_Problem description_
Copy out every one of the rows below word for word, without changing a single character.

_Excerpted data_

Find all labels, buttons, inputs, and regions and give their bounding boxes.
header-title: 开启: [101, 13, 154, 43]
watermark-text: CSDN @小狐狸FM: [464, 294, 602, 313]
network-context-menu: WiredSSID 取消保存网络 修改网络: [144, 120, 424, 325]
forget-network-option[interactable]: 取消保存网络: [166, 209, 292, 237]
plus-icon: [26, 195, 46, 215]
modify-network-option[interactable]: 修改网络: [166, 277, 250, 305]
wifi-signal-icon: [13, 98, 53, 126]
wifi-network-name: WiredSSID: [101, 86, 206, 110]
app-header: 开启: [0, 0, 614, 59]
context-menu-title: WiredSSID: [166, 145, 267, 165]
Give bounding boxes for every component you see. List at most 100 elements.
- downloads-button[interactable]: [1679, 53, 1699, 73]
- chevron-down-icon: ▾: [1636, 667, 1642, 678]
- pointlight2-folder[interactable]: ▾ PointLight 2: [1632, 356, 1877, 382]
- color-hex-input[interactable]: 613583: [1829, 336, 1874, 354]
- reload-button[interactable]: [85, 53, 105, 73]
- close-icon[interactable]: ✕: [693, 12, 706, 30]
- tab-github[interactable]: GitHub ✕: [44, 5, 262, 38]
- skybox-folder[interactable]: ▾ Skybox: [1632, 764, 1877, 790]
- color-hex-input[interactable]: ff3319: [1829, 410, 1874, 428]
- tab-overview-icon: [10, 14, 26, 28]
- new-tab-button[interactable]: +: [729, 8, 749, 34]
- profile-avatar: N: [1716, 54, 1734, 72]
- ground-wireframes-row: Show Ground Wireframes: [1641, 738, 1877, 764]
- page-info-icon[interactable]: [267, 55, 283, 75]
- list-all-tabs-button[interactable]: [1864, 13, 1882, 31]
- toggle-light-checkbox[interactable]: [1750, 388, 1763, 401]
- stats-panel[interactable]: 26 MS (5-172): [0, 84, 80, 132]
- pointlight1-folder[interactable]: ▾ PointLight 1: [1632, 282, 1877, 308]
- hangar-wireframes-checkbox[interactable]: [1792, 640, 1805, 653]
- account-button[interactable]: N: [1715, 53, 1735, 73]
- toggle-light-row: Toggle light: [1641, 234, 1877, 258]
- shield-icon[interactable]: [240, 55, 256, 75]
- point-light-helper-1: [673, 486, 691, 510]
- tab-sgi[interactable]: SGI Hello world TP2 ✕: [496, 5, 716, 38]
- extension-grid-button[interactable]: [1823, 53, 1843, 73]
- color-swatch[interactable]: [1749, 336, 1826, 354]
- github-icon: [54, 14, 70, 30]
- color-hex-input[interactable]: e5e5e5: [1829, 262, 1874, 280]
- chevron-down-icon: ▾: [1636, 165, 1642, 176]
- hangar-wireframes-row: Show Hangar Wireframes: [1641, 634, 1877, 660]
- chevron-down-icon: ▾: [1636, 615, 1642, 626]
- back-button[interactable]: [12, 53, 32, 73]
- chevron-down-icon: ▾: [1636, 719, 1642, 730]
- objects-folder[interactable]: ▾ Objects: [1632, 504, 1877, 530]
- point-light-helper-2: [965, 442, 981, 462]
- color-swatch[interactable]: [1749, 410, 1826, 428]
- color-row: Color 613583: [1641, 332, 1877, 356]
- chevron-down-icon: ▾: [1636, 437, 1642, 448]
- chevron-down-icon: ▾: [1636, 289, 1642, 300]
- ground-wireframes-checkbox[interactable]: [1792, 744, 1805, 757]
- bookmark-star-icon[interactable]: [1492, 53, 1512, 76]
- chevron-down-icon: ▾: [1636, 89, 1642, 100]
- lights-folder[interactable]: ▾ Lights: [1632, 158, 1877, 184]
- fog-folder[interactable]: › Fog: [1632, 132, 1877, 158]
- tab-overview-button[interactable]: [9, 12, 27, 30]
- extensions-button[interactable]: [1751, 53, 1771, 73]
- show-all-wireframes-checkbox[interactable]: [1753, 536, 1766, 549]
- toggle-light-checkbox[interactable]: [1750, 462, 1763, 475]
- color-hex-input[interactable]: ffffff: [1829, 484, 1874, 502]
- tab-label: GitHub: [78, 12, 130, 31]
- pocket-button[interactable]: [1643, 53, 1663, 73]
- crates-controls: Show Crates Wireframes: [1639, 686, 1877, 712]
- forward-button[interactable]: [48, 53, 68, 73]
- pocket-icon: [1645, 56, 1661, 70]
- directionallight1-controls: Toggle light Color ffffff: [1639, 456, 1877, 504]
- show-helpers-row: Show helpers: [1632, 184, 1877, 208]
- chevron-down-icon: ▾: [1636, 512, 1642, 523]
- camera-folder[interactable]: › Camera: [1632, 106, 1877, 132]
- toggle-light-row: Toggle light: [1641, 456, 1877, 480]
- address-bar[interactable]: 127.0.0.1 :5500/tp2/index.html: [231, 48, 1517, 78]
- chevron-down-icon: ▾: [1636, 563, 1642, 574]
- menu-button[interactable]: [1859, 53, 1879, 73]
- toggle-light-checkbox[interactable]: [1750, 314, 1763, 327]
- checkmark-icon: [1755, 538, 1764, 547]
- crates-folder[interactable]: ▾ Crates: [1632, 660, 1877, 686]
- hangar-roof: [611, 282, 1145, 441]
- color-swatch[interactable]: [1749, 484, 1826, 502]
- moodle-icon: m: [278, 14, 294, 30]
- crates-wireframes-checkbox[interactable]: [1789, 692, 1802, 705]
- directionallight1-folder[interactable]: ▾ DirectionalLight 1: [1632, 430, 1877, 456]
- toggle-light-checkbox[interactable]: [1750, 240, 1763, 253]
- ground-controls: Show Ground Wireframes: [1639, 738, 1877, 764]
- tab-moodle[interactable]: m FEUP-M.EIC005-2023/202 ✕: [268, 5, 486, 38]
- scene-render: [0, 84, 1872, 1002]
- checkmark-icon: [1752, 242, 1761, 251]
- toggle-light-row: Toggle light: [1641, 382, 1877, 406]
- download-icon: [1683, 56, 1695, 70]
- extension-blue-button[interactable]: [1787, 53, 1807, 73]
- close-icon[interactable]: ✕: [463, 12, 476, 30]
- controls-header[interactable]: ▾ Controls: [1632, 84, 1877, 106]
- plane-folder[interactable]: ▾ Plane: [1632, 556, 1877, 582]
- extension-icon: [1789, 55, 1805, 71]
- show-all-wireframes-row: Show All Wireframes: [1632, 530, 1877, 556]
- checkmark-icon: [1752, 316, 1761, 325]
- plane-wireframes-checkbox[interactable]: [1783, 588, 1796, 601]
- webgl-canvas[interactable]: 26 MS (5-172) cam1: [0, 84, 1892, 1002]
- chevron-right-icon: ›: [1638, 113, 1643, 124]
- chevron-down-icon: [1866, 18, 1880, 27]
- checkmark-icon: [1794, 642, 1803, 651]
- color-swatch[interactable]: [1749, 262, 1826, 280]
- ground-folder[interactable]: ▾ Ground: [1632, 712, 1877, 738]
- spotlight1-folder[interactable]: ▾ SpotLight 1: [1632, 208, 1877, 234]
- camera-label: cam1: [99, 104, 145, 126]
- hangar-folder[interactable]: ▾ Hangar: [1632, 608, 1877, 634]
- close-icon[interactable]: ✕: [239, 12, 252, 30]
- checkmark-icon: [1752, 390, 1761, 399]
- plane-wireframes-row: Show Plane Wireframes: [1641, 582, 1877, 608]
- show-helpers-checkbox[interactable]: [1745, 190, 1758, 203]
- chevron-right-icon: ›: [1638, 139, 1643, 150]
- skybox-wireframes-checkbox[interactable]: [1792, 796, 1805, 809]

_Written reply_
Find all labels, buttons, inputs, and regions and give their bounding boxes.
header-title: 开启: [101, 13, 154, 43]
watermark-text: CSDN @小狐狸FM: [464, 294, 602, 313]
network-context-menu: WiredSSID 取消保存网络 修改网络: [144, 120, 424, 325]
forget-network-option[interactable]: 取消保存网络: [166, 209, 292, 237]
plus-icon: [26, 195, 46, 215]
modify-network-option[interactable]: 修改网络: [166, 277, 250, 305]
wifi-signal-icon: [13, 98, 53, 126]
wifi-network-name: WiredSSID: [101, 86, 206, 110]
app-header: 开启: [0, 0, 614, 59]
context-menu-title: WiredSSID: [166, 145, 267, 165]
Give bounding boxes for every component you see. List at most 100 elements.
- downloads-button[interactable]: [1679, 53, 1699, 73]
- chevron-down-icon: ▾: [1636, 667, 1642, 678]
- pointlight2-folder[interactable]: ▾ PointLight 2: [1632, 356, 1877, 382]
- color-hex-input[interactable]: 613583: [1829, 336, 1874, 354]
- reload-button[interactable]: [85, 53, 105, 73]
- close-icon[interactable]: ✕: [693, 12, 706, 30]
- tab-github[interactable]: GitHub ✕: [44, 5, 262, 38]
- skybox-folder[interactable]: ▾ Skybox: [1632, 764, 1877, 790]
- color-hex-input[interactable]: ff3319: [1829, 410, 1874, 428]
- tab-overview-icon: [10, 14, 26, 28]
- new-tab-button[interactable]: +: [729, 8, 749, 34]
- profile-avatar: N: [1716, 54, 1734, 72]
- ground-wireframes-row: Show Ground Wireframes: [1641, 738, 1877, 764]
- page-info-icon[interactable]: [267, 55, 283, 75]
- list-all-tabs-button[interactable]: [1864, 13, 1882, 31]
- toggle-light-checkbox[interactable]: [1750, 388, 1763, 401]
- stats-panel[interactable]: 26 MS (5-172): [0, 84, 80, 132]
- pointlight1-folder[interactable]: ▾ PointLight 1: [1632, 282, 1877, 308]
- hangar-wireframes-checkbox[interactable]: [1792, 640, 1805, 653]
- account-button[interactable]: N: [1715, 53, 1735, 73]
- toggle-light-row: Toggle light: [1641, 234, 1877, 258]
- shield-icon[interactable]: [240, 55, 256, 75]
- point-light-helper-1: [673, 486, 691, 510]
- tab-sgi[interactable]: SGI Hello world TP2 ✕: [496, 5, 716, 38]
- extension-grid-button[interactable]: [1823, 53, 1843, 73]
- color-swatch[interactable]: [1749, 336, 1826, 354]
- github-icon: [54, 14, 70, 30]
- color-hex-input[interactable]: e5e5e5: [1829, 262, 1874, 280]
- chevron-down-icon: ▾: [1636, 165, 1642, 176]
- hangar-wireframes-row: Show Hangar Wireframes: [1641, 634, 1877, 660]
- chevron-down-icon: ▾: [1636, 615, 1642, 626]
- back-button[interactable]: [12, 53, 32, 73]
- chevron-down-icon: ▾: [1636, 719, 1642, 730]
- objects-folder[interactable]: ▾ Objects: [1632, 504, 1877, 530]
- point-light-helper-2: [965, 442, 981, 462]
- color-swatch[interactable]: [1749, 410, 1826, 428]
- color-row: Color 613583: [1641, 332, 1877, 356]
- chevron-down-icon: ▾: [1636, 437, 1642, 448]
- chevron-down-icon: ▾: [1636, 289, 1642, 300]
- ground-wireframes-checkbox[interactable]: [1792, 744, 1805, 757]
- bookmark-star-icon[interactable]: [1492, 53, 1512, 76]
- chevron-down-icon: ▾: [1636, 89, 1642, 100]
- lights-folder[interactable]: ▾ Lights: [1632, 158, 1877, 184]
- fog-folder[interactable]: › Fog: [1632, 132, 1877, 158]
- tab-overview-button[interactable]: [9, 12, 27, 30]
- extensions-button[interactable]: [1751, 53, 1771, 73]
- show-all-wireframes-checkbox[interactable]: [1753, 536, 1766, 549]
- toggle-light-checkbox[interactable]: [1750, 462, 1763, 475]
- color-hex-input[interactable]: ffffff: [1829, 484, 1874, 502]
- tab-label: GitHub: [78, 12, 130, 31]
- pocket-button[interactable]: [1643, 53, 1663, 73]
- crates-controls: Show Crates Wireframes: [1639, 686, 1877, 712]
- forward-button[interactable]: [48, 53, 68, 73]
- pocket-icon: [1645, 56, 1661, 70]
- directionallight1-controls: Toggle light Color ffffff: [1639, 456, 1877, 504]
- show-helpers-row: Show helpers: [1632, 184, 1877, 208]
- chevron-down-icon: ▾: [1636, 512, 1642, 523]
- camera-folder[interactable]: › Camera: [1632, 106, 1877, 132]
- toggle-light-row: Toggle light: [1641, 456, 1877, 480]
- address-bar[interactable]: 127.0.0.1 :5500/tp2/index.html: [231, 48, 1517, 78]
- chevron-down-icon: ▾: [1636, 563, 1642, 574]
- menu-button[interactable]: [1859, 53, 1879, 73]
- toggle-light-checkbox[interactable]: [1750, 314, 1763, 327]
- checkmark-icon: [1755, 538, 1764, 547]
- crates-folder[interactable]: ▾ Crates: [1632, 660, 1877, 686]
- hangar-roof: [611, 282, 1145, 441]
- color-swatch[interactable]: [1749, 484, 1826, 502]
- moodle-icon: m: [278, 14, 294, 30]
- crates-wireframes-checkbox[interactable]: [1789, 692, 1802, 705]
- directionallight1-folder[interactable]: ▾ DirectionalLight 1: [1632, 430, 1877, 456]
- toggle-light-checkbox[interactable]: [1750, 240, 1763, 253]
- ground-controls: Show Ground Wireframes: [1639, 738, 1877, 764]
- tab-moodle[interactable]: m FEUP-M.EIC005-2023/202 ✕: [268, 5, 486, 38]
- scene-render: [0, 84, 1872, 1002]
- checkmark-icon: [1752, 242, 1761, 251]
- toggle-light-row: Toggle light: [1641, 382, 1877, 406]
- download-icon: [1683, 56, 1695, 70]
- extension-blue-button[interactable]: [1787, 53, 1807, 73]
- close-icon[interactable]: ✕: [463, 12, 476, 30]
- controls-header[interactable]: ▾ Controls: [1632, 84, 1877, 106]
- plane-folder[interactable]: ▾ Plane: [1632, 556, 1877, 582]
- extension-icon: [1789, 55, 1805, 71]
- show-all-wireframes-row: Show All Wireframes: [1632, 530, 1877, 556]
- checkmark-icon: [1752, 316, 1761, 325]
- plane-wireframes-checkbox[interactable]: [1783, 588, 1796, 601]
- webgl-canvas[interactable]: 26 MS (5-172) cam1: [0, 84, 1892, 1002]
- chevron-right-icon: ›: [1638, 113, 1643, 124]
- chevron-down-icon: [1866, 18, 1880, 27]
- checkmark-icon: [1794, 642, 1803, 651]
- color-swatch[interactable]: [1749, 262, 1826, 280]
- ground-folder[interactable]: ▾ Ground: [1632, 712, 1877, 738]
- spotlight1-folder[interactable]: ▾ SpotLight 1: [1632, 208, 1877, 234]
- camera-label: cam1: [99, 104, 145, 126]
- hangar-folder[interactable]: ▾ Hangar: [1632, 608, 1877, 634]
- close-icon[interactable]: ✕: [239, 12, 252, 30]
- checkmark-icon: [1752, 390, 1761, 399]
- plane-wireframes-row: Show Plane Wireframes: [1641, 582, 1877, 608]
- show-helpers-checkbox[interactable]: [1745, 190, 1758, 203]
- chevron-right-icon: ›: [1638, 139, 1643, 150]
- skybox-wireframes-checkbox[interactable]: [1792, 796, 1805, 809]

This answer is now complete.